▶ **Instructions to follow**: Search the data below for the string "status". Extract every line that contains it.

[Data items]
-- -- --

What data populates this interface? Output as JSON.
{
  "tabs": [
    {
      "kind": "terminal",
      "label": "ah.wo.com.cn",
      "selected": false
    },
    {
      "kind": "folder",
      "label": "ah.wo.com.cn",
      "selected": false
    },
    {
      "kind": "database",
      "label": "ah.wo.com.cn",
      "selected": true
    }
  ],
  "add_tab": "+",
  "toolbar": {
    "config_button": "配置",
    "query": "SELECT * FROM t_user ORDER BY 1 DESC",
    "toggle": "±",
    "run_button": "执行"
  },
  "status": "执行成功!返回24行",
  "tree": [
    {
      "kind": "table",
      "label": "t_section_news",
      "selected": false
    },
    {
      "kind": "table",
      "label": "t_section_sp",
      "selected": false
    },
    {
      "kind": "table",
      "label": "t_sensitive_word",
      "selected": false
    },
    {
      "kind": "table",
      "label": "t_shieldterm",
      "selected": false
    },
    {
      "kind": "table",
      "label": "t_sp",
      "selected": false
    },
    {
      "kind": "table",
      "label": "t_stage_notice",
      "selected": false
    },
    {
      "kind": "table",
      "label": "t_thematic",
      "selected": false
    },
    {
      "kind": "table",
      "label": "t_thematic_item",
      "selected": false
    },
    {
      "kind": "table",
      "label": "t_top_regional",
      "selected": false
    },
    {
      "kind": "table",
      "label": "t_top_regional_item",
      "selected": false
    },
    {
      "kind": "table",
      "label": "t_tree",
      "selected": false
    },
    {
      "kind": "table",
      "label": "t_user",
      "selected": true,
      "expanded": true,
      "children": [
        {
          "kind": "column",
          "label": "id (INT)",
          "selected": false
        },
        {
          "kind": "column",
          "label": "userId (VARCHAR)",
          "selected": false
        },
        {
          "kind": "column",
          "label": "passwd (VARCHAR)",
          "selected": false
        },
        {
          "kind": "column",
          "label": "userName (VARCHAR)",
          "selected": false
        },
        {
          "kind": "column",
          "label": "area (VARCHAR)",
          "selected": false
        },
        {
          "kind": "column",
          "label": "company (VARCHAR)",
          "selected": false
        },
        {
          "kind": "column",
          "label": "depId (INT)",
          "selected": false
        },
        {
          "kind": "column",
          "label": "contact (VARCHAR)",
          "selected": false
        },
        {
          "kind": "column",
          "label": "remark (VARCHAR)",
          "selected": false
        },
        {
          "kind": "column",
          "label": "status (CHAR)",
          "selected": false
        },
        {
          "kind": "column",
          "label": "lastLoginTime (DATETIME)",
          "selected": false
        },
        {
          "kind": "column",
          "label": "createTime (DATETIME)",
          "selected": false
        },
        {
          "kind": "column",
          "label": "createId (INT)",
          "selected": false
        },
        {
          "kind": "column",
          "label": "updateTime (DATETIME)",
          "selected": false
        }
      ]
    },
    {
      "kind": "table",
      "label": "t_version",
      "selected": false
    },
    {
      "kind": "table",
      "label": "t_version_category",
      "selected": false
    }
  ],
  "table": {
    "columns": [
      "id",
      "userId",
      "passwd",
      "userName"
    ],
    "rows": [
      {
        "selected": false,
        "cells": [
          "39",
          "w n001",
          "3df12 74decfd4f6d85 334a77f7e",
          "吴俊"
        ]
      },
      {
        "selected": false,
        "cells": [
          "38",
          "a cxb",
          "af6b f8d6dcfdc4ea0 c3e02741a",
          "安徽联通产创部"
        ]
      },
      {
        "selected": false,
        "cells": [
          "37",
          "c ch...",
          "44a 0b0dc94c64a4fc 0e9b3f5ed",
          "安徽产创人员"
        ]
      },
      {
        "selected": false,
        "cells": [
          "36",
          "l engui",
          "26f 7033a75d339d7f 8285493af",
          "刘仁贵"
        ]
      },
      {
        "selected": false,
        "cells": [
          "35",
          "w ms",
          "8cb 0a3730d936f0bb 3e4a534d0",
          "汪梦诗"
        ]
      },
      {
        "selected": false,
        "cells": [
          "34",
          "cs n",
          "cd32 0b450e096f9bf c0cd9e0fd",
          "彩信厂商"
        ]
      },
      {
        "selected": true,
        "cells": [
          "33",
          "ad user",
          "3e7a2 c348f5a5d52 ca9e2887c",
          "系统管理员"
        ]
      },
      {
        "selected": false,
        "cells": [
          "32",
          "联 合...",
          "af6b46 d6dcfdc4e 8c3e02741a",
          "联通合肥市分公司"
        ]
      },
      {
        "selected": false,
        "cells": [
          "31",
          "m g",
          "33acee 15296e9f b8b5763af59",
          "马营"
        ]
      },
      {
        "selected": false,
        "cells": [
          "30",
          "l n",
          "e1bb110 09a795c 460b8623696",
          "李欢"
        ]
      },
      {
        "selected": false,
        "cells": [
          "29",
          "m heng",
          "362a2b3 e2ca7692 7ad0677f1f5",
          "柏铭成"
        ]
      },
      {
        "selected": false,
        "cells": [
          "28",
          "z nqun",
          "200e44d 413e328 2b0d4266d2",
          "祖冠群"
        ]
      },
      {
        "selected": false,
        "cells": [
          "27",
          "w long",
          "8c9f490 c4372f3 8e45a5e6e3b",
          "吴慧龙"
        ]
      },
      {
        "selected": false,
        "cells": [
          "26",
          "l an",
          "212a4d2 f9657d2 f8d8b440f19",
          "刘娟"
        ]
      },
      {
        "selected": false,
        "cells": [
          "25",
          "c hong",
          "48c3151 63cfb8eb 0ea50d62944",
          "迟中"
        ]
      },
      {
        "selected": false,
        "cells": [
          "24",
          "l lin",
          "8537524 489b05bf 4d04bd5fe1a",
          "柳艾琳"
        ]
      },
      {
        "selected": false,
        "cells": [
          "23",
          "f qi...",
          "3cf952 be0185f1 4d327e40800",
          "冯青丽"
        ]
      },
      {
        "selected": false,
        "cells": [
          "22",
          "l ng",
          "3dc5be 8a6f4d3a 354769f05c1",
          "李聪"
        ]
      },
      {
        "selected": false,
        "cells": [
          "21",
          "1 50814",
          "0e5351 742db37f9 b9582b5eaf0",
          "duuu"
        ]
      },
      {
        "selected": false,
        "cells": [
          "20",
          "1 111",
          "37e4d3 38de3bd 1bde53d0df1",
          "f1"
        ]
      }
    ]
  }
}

-- -- --

▶ **Result**:
  "status": "执行成功!返回24行",
          "label": "status (CHAR)",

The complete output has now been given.